Write out the complete material exactly as it stands.

** begin EXCERPTED DATA **

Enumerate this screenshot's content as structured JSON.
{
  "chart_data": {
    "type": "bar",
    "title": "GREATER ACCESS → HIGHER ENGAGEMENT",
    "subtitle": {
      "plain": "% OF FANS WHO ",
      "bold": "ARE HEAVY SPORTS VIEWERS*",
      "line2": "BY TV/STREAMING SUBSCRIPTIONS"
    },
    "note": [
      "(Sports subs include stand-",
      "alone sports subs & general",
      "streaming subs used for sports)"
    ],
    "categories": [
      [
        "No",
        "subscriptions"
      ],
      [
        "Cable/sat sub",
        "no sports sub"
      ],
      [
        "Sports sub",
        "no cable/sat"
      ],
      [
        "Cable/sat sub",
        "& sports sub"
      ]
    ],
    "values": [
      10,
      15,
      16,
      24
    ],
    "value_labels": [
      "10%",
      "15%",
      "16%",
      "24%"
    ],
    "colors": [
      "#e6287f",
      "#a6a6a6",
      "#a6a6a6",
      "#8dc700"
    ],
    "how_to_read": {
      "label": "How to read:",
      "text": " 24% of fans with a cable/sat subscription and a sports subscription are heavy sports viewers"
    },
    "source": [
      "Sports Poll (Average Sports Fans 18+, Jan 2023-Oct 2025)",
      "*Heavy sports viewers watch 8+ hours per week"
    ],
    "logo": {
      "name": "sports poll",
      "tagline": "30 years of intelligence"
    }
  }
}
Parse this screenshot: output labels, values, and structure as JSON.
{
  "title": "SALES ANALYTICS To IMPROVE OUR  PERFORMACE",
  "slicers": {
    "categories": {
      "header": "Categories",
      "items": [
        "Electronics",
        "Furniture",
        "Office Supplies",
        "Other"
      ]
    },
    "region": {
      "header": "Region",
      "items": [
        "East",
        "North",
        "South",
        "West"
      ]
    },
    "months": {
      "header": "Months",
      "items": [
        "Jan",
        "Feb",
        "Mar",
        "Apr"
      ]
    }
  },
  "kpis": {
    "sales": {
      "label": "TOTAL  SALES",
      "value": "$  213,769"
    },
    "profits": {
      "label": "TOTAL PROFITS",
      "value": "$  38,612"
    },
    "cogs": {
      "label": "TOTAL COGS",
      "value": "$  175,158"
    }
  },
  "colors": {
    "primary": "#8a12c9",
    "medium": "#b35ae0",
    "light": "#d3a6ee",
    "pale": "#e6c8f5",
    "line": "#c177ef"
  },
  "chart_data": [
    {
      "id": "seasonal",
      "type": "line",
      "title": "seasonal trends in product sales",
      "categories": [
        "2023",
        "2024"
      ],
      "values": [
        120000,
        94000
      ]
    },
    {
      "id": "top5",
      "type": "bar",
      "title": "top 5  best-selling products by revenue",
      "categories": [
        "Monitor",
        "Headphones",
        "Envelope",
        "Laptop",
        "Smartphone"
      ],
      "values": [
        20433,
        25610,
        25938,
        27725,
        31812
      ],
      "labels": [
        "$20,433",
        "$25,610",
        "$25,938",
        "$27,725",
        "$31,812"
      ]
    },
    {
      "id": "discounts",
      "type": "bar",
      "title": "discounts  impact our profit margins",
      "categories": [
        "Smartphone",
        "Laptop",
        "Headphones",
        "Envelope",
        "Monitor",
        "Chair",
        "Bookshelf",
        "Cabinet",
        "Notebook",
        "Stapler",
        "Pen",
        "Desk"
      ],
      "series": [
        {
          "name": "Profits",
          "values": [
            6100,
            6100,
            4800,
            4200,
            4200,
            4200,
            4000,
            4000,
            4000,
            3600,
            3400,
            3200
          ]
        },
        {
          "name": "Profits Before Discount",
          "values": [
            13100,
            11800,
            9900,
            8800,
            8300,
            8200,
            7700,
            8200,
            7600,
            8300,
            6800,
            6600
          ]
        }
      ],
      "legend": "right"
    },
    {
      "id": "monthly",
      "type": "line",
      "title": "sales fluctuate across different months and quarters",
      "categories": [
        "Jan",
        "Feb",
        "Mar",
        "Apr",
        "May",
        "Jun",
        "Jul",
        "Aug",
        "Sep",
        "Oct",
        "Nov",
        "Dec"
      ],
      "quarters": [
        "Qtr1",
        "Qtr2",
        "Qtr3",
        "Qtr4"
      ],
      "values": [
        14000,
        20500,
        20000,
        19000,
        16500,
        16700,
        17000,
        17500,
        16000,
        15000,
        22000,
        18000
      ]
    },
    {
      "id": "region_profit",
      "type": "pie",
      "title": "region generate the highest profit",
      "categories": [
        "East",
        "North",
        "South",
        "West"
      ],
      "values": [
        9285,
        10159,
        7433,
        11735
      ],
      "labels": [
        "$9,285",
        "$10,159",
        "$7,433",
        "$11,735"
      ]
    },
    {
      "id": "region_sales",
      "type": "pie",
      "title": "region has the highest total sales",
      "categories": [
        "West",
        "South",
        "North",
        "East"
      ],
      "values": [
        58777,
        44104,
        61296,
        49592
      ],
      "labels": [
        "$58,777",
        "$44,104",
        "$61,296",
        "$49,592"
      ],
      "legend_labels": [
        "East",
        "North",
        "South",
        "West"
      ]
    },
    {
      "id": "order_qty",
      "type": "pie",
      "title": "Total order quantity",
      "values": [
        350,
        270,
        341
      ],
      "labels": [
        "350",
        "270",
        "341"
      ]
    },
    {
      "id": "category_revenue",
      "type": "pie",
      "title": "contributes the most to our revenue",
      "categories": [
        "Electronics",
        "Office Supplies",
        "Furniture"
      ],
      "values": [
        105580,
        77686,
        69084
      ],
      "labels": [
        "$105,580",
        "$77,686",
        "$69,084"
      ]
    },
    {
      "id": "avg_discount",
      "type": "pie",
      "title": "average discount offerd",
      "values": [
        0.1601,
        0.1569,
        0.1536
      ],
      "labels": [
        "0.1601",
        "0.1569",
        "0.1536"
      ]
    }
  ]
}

** end EXCERPTED DATA **

REPLY:
Enumerate this screenshot's content as structured JSON.
{
  "chart_data": {
    "type": "bar",
    "title": "GREATER ACCESS → HIGHER ENGAGEMENT",
    "subtitle": {
      "plain": "% OF FANS WHO ",
      "bold": "ARE HEAVY SPORTS VIEWERS*",
      "line2": "BY TV/STREAMING SUBSCRIPTIONS"
    },
    "note": [
      "(Sports subs include stand-",
      "alone sports subs & general",
      "streaming subs used for sports)"
    ],
    "categories": [
      [
        "No",
        "subscriptions"
      ],
      [
        "Cable/sat sub",
        "no sports sub"
      ],
      [
        "Sports sub",
        "no cable/sat"
      ],
      [
        "Cable/sat sub",
        "& sports sub"
      ]
    ],
    "values": [
      10,
      15,
      16,
      24
    ],
    "value_labels": [
      "10%",
      "15%",
      "16%",
      "24%"
    ],
    "colors": [
      "#e6287f",
      "#a6a6a6",
      "#a6a6a6",
      "#8dc700"
    ],
    "how_to_read": {
      "label": "How to read:",
      "text": " 24% of fans with a cable/sat subscription and a sports subscription are heavy sports viewers"
    },
    "source": [
      "Sports Poll (Average Sports Fans 18+, Jan 2023-Oct 2025)",
      "*Heavy sports viewers watch 8+ hours per week"
    ],
    "logo": {
      "name": "sports poll",
      "tagline": "30 years of intelligence"
    }
  }
}
Parse this screenshot: output labels, values, and structure as JSON.
{
  "title": "SALES ANALYTICS To IMPROVE OUR  PERFORMACE",
  "slicers": {
    "categories": {
      "header": "Categories",
      "items": [
        "Electronics",
        "Furniture",
        "Office Supplies",
        "Other"
      ]
    },
    "region": {
      "header": "Region",
      "items": [
        "East",
        "North",
        "South",
        "West"
      ]
    },
    "months": {
      "header": "Months",
      "items": [
        "Jan",
        "Feb",
        "Mar",
        "Apr"
      ]
    }
  },
  "kpis": {
    "sales": {
      "label": "TOTAL  SALES",
      "value": "$  213,769"
    },
    "profits": {
      "label": "TOTAL PROFITS",
      "value": "$  38,612"
    },
    "cogs": {
      "label": "TOTAL COGS",
      "value": "$  175,158"
    }
  },
  "colors": {
    "primary": "#8a12c9",
    "medium": "#b35ae0",
    "light": "#d3a6ee",
    "pale": "#e6c8f5",
    "line": "#c177ef"
  },
  "chart_data": [
    {
      "id": "seasonal",
      "type": "line",
      "title": "seasonal trends in product sales",
      "categories": [
        "2023",
        "2024"
      ],
      "values": [
        120000,
        94000
      ]
    },
    {
      "id": "top5",
      "type": "bar",
      "title": "top 5  best-selling products by revenue",
      "categories": [
        "Monitor",
        "Headphones",
        "Envelope",
        "Laptop",
        "Smartphone"
      ],
      "values": [
        20433,
        25610,
        25938,
        27725,
        31812
      ],
      "labels": [
        "$20,433",
        "$25,610",
        "$25,938",
        "$27,725",
        "$31,812"
      ]
    },
    {
      "id": "discounts",
      "type": "bar",
      "title": "discounts  impact our profit margins",
      "categories": [
        "Smartphone",
        "Laptop",
        "Headphones",
        "Envelope",
        "Monitor",
        "Chair",
        "Bookshelf",
        "Cabinet",
        "Notebook",
        "Stapler",
        "Pen",
        "Desk"
      ],
      "series": [
        {
          "name": "Profits",
          "values": [
            6100,
            6100,
            4800,
            4200,
            4200,
            4200,
            4000,
            4000,
            4000,
            3600,
            3400,
            3200
          ]
        },
        {
          "name": "Profits Before Discount",
          "values": [
            13100,
            11800,
            9900,
            8800,
            8300,
            8200,
            7700,
            8200,
            7600,
            8300,
            6800,
            6600
          ]
        }
      ],
      "legend": "right"
    },
    {
      "id": "monthly",
      "type": "line",
      "title": "sales fluctuate across different months and quarters",
      "categories": [
        "Jan",
        "Feb",
        "Mar",
        "Apr",
        "May",
        "Jun",
        "Jul",
        "Aug",
        "Sep",
        "Oct",
        "Nov",
        "Dec"
      ],
      "quarters": [
        "Qtr1",
        "Qtr2",
        "Qtr3",
        "Qtr4"
      ],
      "values": [
        14000,
        20500,
        20000,
        19000,
        16500,
        16700,
        17000,
        17500,
        16000,
        15000,
        22000,
        18000
      ]
    },
    {
      "id": "region_profit",
      "type": "pie",
      "title": "region generate the highest profit",
      "categories": [
        "East",
        "North",
        "South",
        "West"
      ],
      "values": [
        9285,
        10159,
        7433,
        11735
      ],
      "labels": [
        "$9,285",
        "$10,159",
        "$7,433",
        "$11,735"
      ]
    },
    {
      "id": "region_sales",
      "type": "pie",
      "title": "region has the highest total sales",
      "categories": [
        "West",
        "South",
        "North",
        "East"
      ],
      "values": [
        58777,
        44104,
        61296,
        49592
      ],
      "labels": [
        "$58,777",
        "$44,104",
        "$61,296",
        "$49,592"
      ],
      "legend_labels": [
        "East",
        "North",
        "South",
        "West"
      ]
    },
    {
      "id": "order_qty",
      "type": "pie",
      "title": "Total order quantity",
      "values": [
        350,
        270,
        341
      ],
      "labels": [
        "350",
        "270",
        "341"
      ]
    },
    {
      "id": "category_revenue",
      "type": "pie",
      "title": "contributes the most to our revenue",
      "categories": [
        "Electronics",
        "Office Supplies",
        "Furniture"
      ],
      "values": [
        105580,
        77686,
        69084
      ],
      "labels": [
        "$105,580",
        "$77,686",
        "$69,084"
      ]
    },
    {
      "id": "avg_discount",
      "type": "pie",
      "title": "average discount offerd",
      "values": [
        0.1601,
        0.1569,
        0.1536
      ],
      "labels": [
        "0.1601",
        "0.1569",
        "0.1536"
      ]
    }
  ]
}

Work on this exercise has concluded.